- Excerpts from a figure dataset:
▼

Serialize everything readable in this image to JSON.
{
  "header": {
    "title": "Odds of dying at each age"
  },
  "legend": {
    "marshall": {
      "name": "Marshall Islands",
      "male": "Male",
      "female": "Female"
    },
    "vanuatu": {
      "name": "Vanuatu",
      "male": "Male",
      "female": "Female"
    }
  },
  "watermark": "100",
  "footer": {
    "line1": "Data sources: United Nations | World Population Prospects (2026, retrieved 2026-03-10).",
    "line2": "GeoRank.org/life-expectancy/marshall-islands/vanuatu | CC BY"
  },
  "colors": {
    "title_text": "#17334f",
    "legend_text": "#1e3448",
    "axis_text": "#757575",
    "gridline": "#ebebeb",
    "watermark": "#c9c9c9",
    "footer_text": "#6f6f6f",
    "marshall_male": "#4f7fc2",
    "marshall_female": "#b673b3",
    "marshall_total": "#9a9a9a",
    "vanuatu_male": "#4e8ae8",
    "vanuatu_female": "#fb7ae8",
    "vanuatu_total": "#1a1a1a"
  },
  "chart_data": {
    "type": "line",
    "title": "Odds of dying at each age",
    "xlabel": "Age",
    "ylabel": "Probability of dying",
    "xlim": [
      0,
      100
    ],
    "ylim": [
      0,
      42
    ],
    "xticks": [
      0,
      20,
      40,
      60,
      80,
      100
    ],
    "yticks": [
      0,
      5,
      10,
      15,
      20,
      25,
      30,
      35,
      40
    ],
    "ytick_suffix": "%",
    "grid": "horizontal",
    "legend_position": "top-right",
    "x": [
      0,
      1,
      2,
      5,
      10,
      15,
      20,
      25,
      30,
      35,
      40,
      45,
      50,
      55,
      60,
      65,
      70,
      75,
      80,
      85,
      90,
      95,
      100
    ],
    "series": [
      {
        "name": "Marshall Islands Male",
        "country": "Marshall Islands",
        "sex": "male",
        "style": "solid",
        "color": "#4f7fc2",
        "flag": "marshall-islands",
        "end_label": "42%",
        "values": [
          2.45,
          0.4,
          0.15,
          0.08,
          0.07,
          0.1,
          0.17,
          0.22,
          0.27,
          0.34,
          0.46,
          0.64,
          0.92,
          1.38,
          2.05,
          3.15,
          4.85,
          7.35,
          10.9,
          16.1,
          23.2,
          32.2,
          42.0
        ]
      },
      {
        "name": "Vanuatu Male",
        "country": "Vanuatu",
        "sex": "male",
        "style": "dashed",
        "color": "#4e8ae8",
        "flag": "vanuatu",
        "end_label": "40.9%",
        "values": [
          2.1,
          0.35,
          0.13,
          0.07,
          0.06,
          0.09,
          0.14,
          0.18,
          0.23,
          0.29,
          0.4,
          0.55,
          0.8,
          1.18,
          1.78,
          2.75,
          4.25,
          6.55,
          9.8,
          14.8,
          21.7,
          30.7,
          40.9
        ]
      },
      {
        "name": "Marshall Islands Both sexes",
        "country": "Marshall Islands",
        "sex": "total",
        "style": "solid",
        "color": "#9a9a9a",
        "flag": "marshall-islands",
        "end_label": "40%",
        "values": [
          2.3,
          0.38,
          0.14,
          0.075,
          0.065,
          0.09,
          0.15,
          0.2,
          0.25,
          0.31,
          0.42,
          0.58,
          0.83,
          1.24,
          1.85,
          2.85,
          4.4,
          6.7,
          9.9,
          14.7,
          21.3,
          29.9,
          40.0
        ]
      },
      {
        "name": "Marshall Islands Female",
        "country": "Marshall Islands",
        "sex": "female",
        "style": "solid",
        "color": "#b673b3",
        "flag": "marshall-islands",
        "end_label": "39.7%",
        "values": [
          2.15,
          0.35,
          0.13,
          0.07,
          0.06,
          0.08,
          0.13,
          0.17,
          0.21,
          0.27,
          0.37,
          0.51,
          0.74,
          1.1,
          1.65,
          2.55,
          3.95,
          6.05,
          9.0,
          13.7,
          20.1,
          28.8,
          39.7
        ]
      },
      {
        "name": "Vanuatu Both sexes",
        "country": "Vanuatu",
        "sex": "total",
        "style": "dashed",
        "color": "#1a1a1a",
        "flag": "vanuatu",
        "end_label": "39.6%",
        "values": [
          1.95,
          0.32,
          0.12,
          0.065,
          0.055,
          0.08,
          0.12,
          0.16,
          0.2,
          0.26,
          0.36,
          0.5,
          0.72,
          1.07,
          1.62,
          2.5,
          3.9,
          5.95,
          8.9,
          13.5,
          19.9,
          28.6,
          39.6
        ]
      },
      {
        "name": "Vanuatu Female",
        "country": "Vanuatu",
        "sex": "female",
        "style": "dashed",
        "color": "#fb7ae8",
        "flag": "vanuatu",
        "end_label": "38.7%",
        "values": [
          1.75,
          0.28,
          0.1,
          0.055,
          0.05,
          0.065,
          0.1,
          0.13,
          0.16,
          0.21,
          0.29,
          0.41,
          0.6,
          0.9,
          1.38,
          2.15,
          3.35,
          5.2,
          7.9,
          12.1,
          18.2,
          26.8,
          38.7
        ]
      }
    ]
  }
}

▲

- Challenge: Take the lines above and print them exactly.

- Output for this task:
Serialize everything readable in this image to JSON.
{
  "header": {
    "title": "Odds of dying at each age"
  },
  "legend": {
    "marshall": {
      "name": "Marshall Islands",
      "male": "Male",
      "female": "Female"
    },
    "vanuatu": {
      "name": "Vanuatu",
      "male": "Male",
      "female": "Female"
    }
  },
  "watermark": "100",
  "footer": {
    "line1": "Data sources: United Nations | World Population Prospects (2026, retrieved 2026-03-10).",
    "line2": "GeoRank.org/life-expectancy/marshall-islands/vanuatu | CC BY"
  },
  "colors": {
    "title_text": "#17334f",
    "legend_text": "#1e3448",
    "axis_text": "#757575",
    "gridline": "#ebebeb",
    "watermark": "#c9c9c9",
    "footer_text": "#6f6f6f",
    "marshall_male": "#4f7fc2",
    "marshall_female": "#b673b3",
    "marshall_total": "#9a9a9a",
    "vanuatu_male": "#4e8ae8",
    "vanuatu_female": "#fb7ae8",
    "vanuatu_total": "#1a1a1a"
  },
  "chart_data": {
    "type": "line",
    "title": "Odds of dying at each age",
    "xlabel": "Age",
    "ylabel": "Probability of dying",
    "xlim": [
      0,
      100
    ],
    "ylim": [
      0,
      42
    ],
    "xticks": [
      0,
      20,
      40,
      60,
      80,
      100
    ],
    "yticks": [
      0,
      5,
      10,
      15,
      20,
      25,
      30,
      35,
      40
    ],
    "ytick_suffix": "%",
    "grid": "horizontal",
    "legend_position": "top-right",
    "x": [
      0,
      1,
      2,
      5,
      10,
      15,
      20,
      25,
      30,
      35,
      40,
      45,
      50,
      55,
      60,
      65,
      70,
      75,
      80,
      85,
      90,
      95,
      100
    ],
    "series": [
      {
        "name": "Marshall Islands Male",
        "country": "Marshall Islands",
        "sex": "male",
        "style": "solid",
        "color": "#4f7fc2",
        "flag": "marshall-islands",
        "end_label": "42%",
        "values": [
          2.45,
          0.4,
          0.15,
          0.08,
          0.07,
          0.1,
          0.17,
          0.22,
          0.27,
          0.34,
          0.46,
          0.64,
          0.92,
          1.38,
          2.05,
          3.15,
          4.85,
          7.35,
          10.9,
          16.1,
          23.2,
          32.2,
          42.0
        ]
      },
      {
        "name": "Vanuatu Male",
        "country": "Vanuatu",
        "sex": "male",
        "style": "dashed",
        "color": "#4e8ae8",
        "flag": "vanuatu",
        "end_label": "40.9%",
        "values": [
          2.1,
          0.35,
          0.13,
          0.07,
          0.06,
          0.09,
          0.14,
          0.18,
          0.23,
          0.29,
          0.4,
          0.55,
          0.8,
          1.18,
          1.78,
          2.75,
          4.25,
          6.55,
          9.8,
          14.8,
          21.7,
          30.7,
          40.9
        ]
      },
      {
        "name": "Marshall Islands Both sexes",
        "country": "Marshall Islands",
        "sex": "total",
        "style": "solid",
        "color": "#9a9a9a",
        "flag": "marshall-islands",
        "end_label": "40%",
        "values": [
          2.3,
          0.38,
          0.14,
          0.075,
          0.065,
          0.09,
          0.15,
          0.2,
          0.25,
          0.31,
          0.42,
          0.58,
          0.83,
          1.24,
          1.85,
          2.85,
          4.4,
          6.7,
          9.9,
          14.7,
          21.3,
          29.9,
          40.0
        ]
      },
      {
        "name": "Marshall Islands Female",
        "country": "Marshall Islands",
        "sex": "female",
        "style": "solid",
        "color": "#b673b3",
        "flag": "marshall-islands",
        "end_label": "39.7%",
        "values": [
          2.15,
          0.35,
          0.13,
          0.07,
          0.06,
          0.08,
          0.13,
          0.17,
          0.21,
          0.27,
          0.37,
          0.51,
          0.74,
          1.1,
          1.65,
          2.55,
          3.95,
          6.05,
          9.0,
          13.7,
          20.1,
          28.8,
          39.7
        ]
      },
      {
        "name": "Vanuatu Both sexes",
        "country": "Vanuatu",
        "sex": "total",
        "style": "dashed",
        "color": "#1a1a1a",
        "flag": "vanuatu",
        "end_label": "39.6%",
        "values": [
          1.95,
          0.32,
          0.12,
          0.065,
          0.055,
          0.08,
          0.12,
          0.16,
          0.2,
          0.26,
          0.36,
          0.5,
          0.72,
          1.07,
          1.62,
          2.5,
          3.9,
          5.95,
          8.9,
          13.5,
          19.9,
          28.6,
          39.6
        ]
      },
      {
        "name": "Vanuatu Female",
        "country": "Vanuatu",
        "sex": "female",
        "style": "dashed",
        "color": "#fb7ae8",
        "flag": "vanuatu",
        "end_label": "38.7%",
        "values": [
          1.75,
          0.28,
          0.1,
          0.055,
          0.05,
          0.065,
          0.1,
          0.13,
          0.16,
          0.21,
          0.29,
          0.41,
          0.6,
          0.9,
          1.38,
          2.15,
          3.35,
          5.2,
          7.9,
          12.1,
          18.2,
          26.8,
          38.7
        ]
      }
    ]
  }
}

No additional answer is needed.